> _WORK ITEM_
Which lines below hold the word "nennt"? Copy all of them.

[Collected data entries]
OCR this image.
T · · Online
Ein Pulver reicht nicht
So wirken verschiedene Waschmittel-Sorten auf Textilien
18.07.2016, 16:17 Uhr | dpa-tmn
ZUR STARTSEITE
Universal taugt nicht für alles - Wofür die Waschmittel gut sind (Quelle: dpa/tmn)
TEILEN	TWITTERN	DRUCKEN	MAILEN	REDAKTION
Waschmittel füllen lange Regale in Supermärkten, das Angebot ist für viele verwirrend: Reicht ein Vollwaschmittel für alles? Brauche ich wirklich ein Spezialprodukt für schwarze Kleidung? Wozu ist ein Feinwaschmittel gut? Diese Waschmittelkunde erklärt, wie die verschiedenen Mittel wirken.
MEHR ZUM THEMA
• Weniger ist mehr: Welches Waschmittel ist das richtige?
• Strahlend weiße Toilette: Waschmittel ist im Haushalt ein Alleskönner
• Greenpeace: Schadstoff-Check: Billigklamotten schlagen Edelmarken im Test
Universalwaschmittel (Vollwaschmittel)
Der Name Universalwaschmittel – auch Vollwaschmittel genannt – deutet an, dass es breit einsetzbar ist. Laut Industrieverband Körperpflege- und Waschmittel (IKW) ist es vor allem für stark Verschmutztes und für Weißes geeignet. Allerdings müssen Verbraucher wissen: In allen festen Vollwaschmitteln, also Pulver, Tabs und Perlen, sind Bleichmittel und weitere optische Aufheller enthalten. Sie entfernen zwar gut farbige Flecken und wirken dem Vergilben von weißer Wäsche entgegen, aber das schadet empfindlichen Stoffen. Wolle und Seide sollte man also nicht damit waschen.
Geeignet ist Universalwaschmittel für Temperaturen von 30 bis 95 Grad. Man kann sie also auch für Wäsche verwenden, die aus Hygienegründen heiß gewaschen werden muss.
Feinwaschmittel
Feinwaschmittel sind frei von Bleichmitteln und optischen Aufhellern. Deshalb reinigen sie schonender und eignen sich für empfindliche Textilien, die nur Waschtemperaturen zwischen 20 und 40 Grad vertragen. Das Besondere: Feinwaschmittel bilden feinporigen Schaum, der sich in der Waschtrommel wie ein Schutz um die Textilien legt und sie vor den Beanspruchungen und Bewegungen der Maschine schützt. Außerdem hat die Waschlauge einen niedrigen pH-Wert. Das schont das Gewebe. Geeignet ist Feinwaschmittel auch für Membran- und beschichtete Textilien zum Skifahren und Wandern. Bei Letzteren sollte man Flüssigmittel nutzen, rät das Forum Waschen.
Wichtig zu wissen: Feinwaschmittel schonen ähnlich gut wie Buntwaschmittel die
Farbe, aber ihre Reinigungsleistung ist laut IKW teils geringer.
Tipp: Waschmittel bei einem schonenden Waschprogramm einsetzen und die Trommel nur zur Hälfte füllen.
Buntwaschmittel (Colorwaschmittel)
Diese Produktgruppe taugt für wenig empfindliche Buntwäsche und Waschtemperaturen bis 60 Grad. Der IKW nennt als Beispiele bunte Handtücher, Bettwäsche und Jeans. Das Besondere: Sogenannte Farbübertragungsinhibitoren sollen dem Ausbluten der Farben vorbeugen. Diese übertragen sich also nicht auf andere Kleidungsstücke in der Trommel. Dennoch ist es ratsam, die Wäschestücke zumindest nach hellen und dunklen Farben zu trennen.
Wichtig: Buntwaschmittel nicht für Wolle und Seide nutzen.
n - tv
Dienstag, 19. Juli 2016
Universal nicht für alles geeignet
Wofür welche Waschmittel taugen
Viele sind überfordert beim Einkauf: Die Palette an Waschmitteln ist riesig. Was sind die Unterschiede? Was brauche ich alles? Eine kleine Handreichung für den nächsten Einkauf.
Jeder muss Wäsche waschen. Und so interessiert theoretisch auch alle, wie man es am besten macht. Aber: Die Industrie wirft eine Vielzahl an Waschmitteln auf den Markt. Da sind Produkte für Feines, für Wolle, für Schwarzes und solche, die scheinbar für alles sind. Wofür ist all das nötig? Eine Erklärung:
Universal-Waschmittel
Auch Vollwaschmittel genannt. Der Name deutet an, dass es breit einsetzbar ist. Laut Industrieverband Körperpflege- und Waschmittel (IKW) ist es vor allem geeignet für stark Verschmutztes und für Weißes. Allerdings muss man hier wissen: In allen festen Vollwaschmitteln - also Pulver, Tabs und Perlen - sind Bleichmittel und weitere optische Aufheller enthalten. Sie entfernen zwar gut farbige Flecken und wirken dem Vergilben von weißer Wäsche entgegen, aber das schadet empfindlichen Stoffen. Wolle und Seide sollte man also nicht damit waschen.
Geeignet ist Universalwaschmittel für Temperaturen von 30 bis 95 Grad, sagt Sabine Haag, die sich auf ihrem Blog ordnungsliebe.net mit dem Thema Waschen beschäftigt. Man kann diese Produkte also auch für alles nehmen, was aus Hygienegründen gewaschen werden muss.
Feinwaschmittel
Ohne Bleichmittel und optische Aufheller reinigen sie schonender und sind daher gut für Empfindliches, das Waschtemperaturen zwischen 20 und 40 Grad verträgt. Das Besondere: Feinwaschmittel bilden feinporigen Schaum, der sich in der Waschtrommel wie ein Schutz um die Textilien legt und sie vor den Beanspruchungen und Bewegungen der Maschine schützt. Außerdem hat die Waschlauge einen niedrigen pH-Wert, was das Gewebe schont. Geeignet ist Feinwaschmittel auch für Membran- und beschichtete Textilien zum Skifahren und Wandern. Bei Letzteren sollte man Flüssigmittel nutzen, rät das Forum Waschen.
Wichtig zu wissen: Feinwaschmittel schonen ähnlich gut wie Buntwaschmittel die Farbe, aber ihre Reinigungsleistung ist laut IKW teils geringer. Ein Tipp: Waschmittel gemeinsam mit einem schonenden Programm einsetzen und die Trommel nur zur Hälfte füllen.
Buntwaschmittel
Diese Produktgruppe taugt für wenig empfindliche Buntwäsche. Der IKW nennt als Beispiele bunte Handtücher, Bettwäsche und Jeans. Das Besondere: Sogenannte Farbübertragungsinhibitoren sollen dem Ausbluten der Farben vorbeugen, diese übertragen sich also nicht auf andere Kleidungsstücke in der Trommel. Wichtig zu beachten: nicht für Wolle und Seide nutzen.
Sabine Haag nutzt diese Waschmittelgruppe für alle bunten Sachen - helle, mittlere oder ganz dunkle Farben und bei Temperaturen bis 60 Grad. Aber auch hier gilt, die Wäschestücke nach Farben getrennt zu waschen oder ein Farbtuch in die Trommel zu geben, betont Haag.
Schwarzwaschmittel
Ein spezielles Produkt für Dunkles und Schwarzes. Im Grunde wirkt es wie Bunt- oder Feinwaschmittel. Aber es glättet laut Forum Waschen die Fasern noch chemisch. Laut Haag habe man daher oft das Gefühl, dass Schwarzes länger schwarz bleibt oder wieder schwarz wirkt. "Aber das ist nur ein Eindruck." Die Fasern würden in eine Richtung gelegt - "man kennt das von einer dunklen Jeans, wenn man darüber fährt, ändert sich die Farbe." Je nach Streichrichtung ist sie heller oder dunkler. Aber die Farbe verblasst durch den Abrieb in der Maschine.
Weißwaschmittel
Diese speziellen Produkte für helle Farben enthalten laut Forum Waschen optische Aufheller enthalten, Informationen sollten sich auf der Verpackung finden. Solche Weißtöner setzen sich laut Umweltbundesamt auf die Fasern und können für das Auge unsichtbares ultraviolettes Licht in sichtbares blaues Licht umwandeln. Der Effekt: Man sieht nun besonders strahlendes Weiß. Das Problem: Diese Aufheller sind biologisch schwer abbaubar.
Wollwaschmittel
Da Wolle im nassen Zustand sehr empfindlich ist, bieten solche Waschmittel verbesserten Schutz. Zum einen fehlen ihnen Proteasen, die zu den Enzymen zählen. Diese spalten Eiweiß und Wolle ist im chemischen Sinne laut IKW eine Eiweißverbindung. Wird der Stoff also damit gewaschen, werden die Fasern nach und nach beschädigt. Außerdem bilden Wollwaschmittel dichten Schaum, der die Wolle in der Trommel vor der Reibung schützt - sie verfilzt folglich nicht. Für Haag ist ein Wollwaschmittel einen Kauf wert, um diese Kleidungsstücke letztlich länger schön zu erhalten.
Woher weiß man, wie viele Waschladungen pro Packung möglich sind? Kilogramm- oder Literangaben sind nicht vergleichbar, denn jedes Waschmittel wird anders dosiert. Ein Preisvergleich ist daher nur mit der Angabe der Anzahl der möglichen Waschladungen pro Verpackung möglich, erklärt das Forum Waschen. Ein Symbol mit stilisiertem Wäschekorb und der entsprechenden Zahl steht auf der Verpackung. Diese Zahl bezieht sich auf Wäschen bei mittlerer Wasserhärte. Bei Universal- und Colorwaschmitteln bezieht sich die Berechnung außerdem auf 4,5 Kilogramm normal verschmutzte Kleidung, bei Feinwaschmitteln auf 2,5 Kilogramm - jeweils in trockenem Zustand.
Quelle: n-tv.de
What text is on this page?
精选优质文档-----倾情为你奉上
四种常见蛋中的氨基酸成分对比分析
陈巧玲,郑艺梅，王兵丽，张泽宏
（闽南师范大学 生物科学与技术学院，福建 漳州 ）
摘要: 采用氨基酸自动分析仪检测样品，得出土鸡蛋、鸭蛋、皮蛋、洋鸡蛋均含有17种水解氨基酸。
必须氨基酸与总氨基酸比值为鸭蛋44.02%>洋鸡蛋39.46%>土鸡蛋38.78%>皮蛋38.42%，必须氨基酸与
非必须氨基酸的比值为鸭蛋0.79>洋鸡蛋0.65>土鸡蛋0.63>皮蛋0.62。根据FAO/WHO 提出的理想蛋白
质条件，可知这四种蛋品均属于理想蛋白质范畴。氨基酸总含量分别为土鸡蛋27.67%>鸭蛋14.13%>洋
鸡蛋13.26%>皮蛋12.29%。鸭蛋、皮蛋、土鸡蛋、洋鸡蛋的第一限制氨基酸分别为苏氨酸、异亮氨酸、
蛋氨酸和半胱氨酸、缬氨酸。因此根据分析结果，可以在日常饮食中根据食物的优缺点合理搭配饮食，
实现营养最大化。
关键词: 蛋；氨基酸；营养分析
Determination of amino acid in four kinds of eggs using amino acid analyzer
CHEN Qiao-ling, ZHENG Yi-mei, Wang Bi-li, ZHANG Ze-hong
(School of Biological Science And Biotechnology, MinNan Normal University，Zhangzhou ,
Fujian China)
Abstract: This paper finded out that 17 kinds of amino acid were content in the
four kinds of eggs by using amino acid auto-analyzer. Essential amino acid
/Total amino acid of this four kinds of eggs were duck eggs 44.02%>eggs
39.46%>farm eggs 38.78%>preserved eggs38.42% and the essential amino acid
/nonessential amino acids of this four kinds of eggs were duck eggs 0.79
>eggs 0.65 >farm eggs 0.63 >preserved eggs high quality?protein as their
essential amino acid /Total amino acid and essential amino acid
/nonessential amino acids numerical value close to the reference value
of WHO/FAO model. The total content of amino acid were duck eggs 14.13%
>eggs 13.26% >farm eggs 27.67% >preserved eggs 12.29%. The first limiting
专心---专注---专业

> _RESULT FOR THIS EXERCISE_
Diese Produktgruppe taugt für wenig empfindliche Buntwäsche und Waschtemperaturen bis 60 Grad. Der IKW nennt als Beispiele bunte Handtücher, Bettwäsche und Jeans. Das Besondere: Sogenannte Farbübertragungsinhibitoren sollen dem Ausbluten der Farben vorbeugen. Diese übertragen sich also nicht auf andere Kleidungsstücke in der Trommel. Dennoch ist es ratsam, die Wäschestücke zumindest nach hellen und dunklen Farben zu trennen.
Diese Produktgruppe taugt für wenig empfindliche Buntwäsche. Der IKW nennt als Beispiele bunte Handtücher, Bettwäsche und Jeans. Das Besondere: Sogenannte Farbübertragungsinhibitoren sollen dem Ausbluten der Farben vorbeugen, diese übertragen sich also nicht auf andere Kleidungsstücke in der Trommel. Wichtig zu beachten: nicht für Wolle und Seide nutzen.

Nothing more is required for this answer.